▶ _SUPPLIED MATERIAL_:
------

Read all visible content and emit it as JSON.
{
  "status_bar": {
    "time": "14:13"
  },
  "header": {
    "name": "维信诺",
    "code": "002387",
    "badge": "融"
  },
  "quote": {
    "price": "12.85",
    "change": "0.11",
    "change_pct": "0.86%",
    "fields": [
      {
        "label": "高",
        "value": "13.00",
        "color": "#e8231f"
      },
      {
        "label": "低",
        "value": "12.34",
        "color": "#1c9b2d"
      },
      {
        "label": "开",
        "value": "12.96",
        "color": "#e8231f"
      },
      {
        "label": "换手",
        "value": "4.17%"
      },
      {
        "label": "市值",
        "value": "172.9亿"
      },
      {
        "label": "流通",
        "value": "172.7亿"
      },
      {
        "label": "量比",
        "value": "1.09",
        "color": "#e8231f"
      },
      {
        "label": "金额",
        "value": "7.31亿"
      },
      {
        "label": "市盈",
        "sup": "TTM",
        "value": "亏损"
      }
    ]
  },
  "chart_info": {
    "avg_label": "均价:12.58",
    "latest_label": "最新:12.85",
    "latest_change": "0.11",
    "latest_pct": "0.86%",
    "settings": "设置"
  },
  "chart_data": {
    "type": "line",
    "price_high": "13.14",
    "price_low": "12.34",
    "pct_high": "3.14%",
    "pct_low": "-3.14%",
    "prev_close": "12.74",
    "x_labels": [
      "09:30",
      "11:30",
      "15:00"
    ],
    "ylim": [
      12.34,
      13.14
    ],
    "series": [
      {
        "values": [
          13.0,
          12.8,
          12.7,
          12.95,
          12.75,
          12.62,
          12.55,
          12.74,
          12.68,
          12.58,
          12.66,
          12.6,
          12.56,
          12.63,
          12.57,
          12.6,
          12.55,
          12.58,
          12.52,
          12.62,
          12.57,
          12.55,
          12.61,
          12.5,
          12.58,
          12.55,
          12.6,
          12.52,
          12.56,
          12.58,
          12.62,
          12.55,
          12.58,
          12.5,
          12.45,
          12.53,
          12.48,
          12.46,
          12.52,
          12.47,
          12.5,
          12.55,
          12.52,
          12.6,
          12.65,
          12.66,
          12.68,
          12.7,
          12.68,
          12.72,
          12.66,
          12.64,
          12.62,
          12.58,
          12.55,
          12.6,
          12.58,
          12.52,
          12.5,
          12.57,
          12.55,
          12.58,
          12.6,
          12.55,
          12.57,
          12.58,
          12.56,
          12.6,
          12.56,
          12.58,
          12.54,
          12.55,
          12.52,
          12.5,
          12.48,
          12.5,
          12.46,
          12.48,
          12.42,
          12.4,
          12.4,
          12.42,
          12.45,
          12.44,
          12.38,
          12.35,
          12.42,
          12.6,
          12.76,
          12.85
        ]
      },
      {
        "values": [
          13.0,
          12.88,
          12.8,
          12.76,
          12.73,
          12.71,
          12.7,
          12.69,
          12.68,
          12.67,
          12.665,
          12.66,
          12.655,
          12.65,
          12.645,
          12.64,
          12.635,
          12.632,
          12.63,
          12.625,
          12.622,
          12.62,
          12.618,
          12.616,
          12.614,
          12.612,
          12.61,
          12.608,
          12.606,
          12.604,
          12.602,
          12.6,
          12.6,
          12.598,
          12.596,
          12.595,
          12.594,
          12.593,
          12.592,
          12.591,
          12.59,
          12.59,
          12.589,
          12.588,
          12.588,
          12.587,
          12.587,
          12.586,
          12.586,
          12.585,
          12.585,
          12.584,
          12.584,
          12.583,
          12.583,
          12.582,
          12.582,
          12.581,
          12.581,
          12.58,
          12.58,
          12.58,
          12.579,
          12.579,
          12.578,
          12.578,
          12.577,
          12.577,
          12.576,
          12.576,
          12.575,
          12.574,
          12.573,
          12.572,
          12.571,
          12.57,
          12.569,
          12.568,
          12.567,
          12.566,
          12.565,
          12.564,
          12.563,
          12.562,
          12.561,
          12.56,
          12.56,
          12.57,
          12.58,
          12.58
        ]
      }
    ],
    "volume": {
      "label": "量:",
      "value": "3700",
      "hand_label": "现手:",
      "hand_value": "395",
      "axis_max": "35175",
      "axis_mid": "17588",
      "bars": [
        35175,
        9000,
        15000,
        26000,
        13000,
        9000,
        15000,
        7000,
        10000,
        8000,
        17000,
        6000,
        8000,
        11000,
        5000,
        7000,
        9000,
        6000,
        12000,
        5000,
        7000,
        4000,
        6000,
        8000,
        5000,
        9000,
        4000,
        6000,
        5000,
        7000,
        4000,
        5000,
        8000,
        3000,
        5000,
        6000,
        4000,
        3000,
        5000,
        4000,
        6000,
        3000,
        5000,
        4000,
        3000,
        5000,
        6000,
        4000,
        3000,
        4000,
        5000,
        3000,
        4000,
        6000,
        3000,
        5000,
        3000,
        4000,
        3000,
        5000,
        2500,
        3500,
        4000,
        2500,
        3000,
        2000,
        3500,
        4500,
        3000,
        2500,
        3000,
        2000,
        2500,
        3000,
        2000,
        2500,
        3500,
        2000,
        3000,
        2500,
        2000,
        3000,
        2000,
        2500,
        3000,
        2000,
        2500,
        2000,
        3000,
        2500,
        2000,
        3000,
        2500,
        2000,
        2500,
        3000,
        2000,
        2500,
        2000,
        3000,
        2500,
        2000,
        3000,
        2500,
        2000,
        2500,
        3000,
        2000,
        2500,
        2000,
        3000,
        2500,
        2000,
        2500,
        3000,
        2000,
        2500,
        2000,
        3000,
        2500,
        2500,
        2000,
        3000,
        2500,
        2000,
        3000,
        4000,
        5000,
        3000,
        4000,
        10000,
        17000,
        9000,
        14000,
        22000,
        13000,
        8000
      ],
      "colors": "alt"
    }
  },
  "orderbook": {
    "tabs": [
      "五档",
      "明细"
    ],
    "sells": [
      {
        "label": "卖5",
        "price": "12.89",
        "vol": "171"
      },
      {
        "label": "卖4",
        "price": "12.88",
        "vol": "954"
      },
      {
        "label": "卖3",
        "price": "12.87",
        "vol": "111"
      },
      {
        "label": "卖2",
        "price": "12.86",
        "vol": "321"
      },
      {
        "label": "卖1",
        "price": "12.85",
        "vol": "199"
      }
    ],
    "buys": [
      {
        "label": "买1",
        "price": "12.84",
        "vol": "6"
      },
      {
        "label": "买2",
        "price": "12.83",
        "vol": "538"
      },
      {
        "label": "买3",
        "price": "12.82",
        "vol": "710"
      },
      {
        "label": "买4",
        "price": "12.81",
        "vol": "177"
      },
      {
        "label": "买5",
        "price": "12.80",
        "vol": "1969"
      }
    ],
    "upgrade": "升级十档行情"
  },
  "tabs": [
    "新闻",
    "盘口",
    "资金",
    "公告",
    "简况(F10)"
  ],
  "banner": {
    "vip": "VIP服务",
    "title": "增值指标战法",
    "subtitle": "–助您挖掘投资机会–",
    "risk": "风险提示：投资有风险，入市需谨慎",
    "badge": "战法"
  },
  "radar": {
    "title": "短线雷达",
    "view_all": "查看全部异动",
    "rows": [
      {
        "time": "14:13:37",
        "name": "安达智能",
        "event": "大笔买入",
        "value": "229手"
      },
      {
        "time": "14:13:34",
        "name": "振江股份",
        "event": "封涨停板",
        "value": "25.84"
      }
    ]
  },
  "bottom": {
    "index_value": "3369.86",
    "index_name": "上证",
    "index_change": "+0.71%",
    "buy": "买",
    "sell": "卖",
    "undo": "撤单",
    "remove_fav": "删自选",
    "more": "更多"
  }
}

------

▶ _EXERCISE BRIEF_: Word for word, restate all of the data shown above.

▶ _EXERCISE SOLUTION_:
Read all visible content and emit it as JSON.
{
  "status_bar": {
    "time": "14:13"
  },
  "header": {
    "name": "维信诺",
    "code": "002387",
    "badge": "融"
  },
  "quote": {
    "price": "12.85",
    "change": "0.11",
    "change_pct": "0.86%",
    "fields": [
      {
        "label": "高",
        "value": "13.00",
        "color": "#e8231f"
      },
      {
        "label": "低",
        "value": "12.34",
        "color": "#1c9b2d"
      },
      {
        "label": "开",
        "value": "12.96",
        "color": "#e8231f"
      },
      {
        "label": "换手",
        "value": "4.17%"
      },
      {
        "label": "市值",
        "value": "172.9亿"
      },
      {
        "label": "流通",
        "value": "172.7亿"
      },
      {
        "label": "量比",
        "value": "1.09",
        "color": "#e8231f"
      },
      {
        "label": "金额",
        "value": "7.31亿"
      },
      {
        "label": "市盈",
        "sup": "TTM",
        "value": "亏损"
      }
    ]
  },
  "chart_info": {
    "avg_label": "均价:12.58",
    "latest_label": "最新:12.85",
    "latest_change": "0.11",
    "latest_pct": "0.86%",
    "settings": "设置"
  },
  "chart_data": {
    "type": "line",
    "price_high": "13.14",
    "price_low": "12.34",
    "pct_high": "3.14%",
    "pct_low": "-3.14%",
    "prev_close": "12.74",
    "x_labels": [
      "09:30",
      "11:30",
      "15:00"
    ],
    "ylim": [
      12.34,
      13.14
    ],
    "series": [
      {
        "values": [
          13.0,
          12.8,
          12.7,
          12.95,
          12.75,
          12.62,
          12.55,
          12.74,
          12.68,
          12.58,
          12.66,
          12.6,
          12.56,
          12.63,
          12.57,
          12.6,
          12.55,
          12.58,
          12.52,
          12.62,
          12.57,
          12.55,
          12.61,
          12.5,
          12.58,
          12.55,
          12.6,
          12.52,
          12.56,
          12.58,
          12.62,
          12.55,
          12.58,
          12.5,
          12.45,
          12.53,
          12.48,
          12.46,
          12.52,
          12.47,
          12.5,
          12.55,
          12.52,
          12.6,
          12.65,
          12.66,
          12.68,
          12.7,
          12.68,
          12.72,
          12.66,
          12.64,
          12.62,
          12.58,
          12.55,
          12.6,
          12.58,
          12.52,
          12.5,
          12.57,
          12.55,
          12.58,
          12.6,
          12.55,
          12.57,
          12.58,
          12.56,
          12.6,
          12.56,
          12.58,
          12.54,
          12.55,
          12.52,
          12.5,
          12.48,
          12.5,
          12.46,
          12.48,
          12.42,
          12.4,
          12.4,
          12.42,
          12.45,
          12.44,
          12.38,
          12.35,
          12.42,
          12.6,
          12.76,
          12.85
        ]
      },
      {
        "values": [
          13.0,
          12.88,
          12.8,
          12.76,
          12.73,
          12.71,
          12.7,
          12.69,
          12.68,
          12.67,
          12.665,
          12.66,
          12.655,
          12.65,
          12.645,
          12.64,
          12.635,
          12.632,
          12.63,
          12.625,
          12.622,
          12.62,
          12.618,
          12.616,
          12.614,
          12.612,
          12.61,
          12.608,
          12.606,
          12.604,
          12.602,
          12.6,
          12.6,
          12.598,
          12.596,
          12.595,
          12.594,
          12.593,
          12.592,
          12.591,
          12.59,
          12.59,
          12.589,
          12.588,
          12.588,
          12.587,
          12.587,
          12.586,
          12.586,
          12.585,
          12.585,
          12.584,
          12.584,
          12.583,
          12.583,
          12.582,
          12.582,
          12.581,
          12.581,
          12.58,
          12.58,
          12.58,
          12.579,
          12.579,
          12.578,
          12.578,
          12.577,
          12.577,
          12.576,
          12.576,
          12.575,
          12.574,
          12.573,
          12.572,
          12.571,
          12.57,
          12.569,
          12.568,
          12.567,
          12.566,
          12.565,
          12.564,
          12.563,
          12.562,
          12.561,
          12.56,
          12.56,
          12.57,
          12.58,
          12.58
        ]
      }
    ],
    "volume": {
      "label": "量:",
      "value": "3700",
      "hand_label": "现手:",
      "hand_value": "395",
      "axis_max": "35175",
      "axis_mid": "17588",
      "bars": [
        35175,
        9000,
        15000,
        26000,
        13000,
        9000,
        15000,
        7000,
        10000,
        8000,
        17000,
        6000,
        8000,
        11000,
        5000,
        7000,
        9000,
        6000,
        12000,
        5000,
        7000,
        4000,
        6000,
        8000,
        5000,
        9000,
        4000,
        6000,
        5000,
        7000,
        4000,
        5000,
        8000,
        3000,
        5000,
        6000,
        4000,
        3000,
        5000,
        4000,
        6000,
        3000,
        5000,
        4000,
        3000,
        5000,
        6000,
        4000,
        3000,
        4000,
        5000,
        3000,
        4000,
        6000,
        3000,
        5000,
        3000,
        4000,
        3000,
        5000,
        2500,
        3500,
        4000,
        2500,
        3000,
        2000,
        3500,
        4500,
        3000,
        2500,
        3000,
        2000,
        2500,
        3000,
        2000,
        2500,
        3500,
        2000,
        3000,
        2500,
        2000,
        3000,
        2000,
        2500,
        3000,
        2000,
        2500,
        2000,
        3000,
        2500,
        2000,
        3000,
        2500,
        2000,
        2500,
        3000,
        2000,
        2500,
        2000,
        3000,
        2500,
        2000,
        3000,
        2500,
        2000,
        2500,
        3000,
        2000,
        2500,
        2000,
        3000,
        2500,
        2000,
        2500,
        3000,
        2000,
        2500,
        2000,
        3000,
        2500,
        2500,
        2000,
        3000,
        2500,
        2000,
        3000,
        4000,
        5000,
        3000,
        4000,
        10000,
        17000,
        9000,
        14000,
        22000,
        13000,
        8000
      ],
      "colors": "alt"
    }
  },
  "orderbook": {
    "tabs": [
      "五档",
      "明细"
    ],
    "sells": [
      {
        "label": "卖5",
        "price": "12.89",
        "vol": "171"
      },
      {
        "label": "卖4",
        "price": "12.88",
        "vol": "954"
      },
      {
        "label": "卖3",
        "price": "12.87",
        "vol": "111"
      },
      {
        "label": "卖2",
        "price": "12.86",
        "vol": "321"
      },
      {
        "label": "卖1",
        "price": "12.85",
        "vol": "199"
      }
    ],
    "buys": [
      {
        "label": "买1",
        "price": "12.84",
        "vol": "6"
      },
      {
        "label": "买2",
        "price": "12.83",
        "vol": "538"
      },
      {
        "label": "买3",
        "price": "12.82",
        "vol": "710"
      },
      {
        "label": "买4",
        "price": "12.81",
        "vol": "177"
      },
      {
        "label": "买5",
        "price": "12.80",
        "vol": "1969"
      }
    ],
    "upgrade": "升级十档行情"
  },
  "tabs": [
    "新闻",
    "盘口",
    "资金",
    "公告",
    "简况(F10)"
  ],
  "banner": {
    "vip": "VIP服务",
    "title": "增值指标战法",
    "subtitle": "–助您挖掘投资机会–",
    "risk": "风险提示：投资有风险，入市需谨慎",
    "badge": "战法"
  },
  "radar": {
    "title": "短线雷达",
    "view_all": "查看全部异动",
    "rows": [
      {
        "time": "14:13:37",
        "name": "安达智能",
        "event": "大笔买入",
        "value": "229手"
      },
      {
        "time": "14:13:34",
        "name": "振江股份",
        "event": "封涨停板",
        "value": "25.84"
      }
    ]
  },
  "bottom": {
    "index_value": "3369.86",
    "index_name": "上证",
    "index_change": "+0.71%",
    "buy": "买",
    "sell": "卖",
    "undo": "撤单",
    "remove_fav": "删自选",
    "more": "更多"
  }
}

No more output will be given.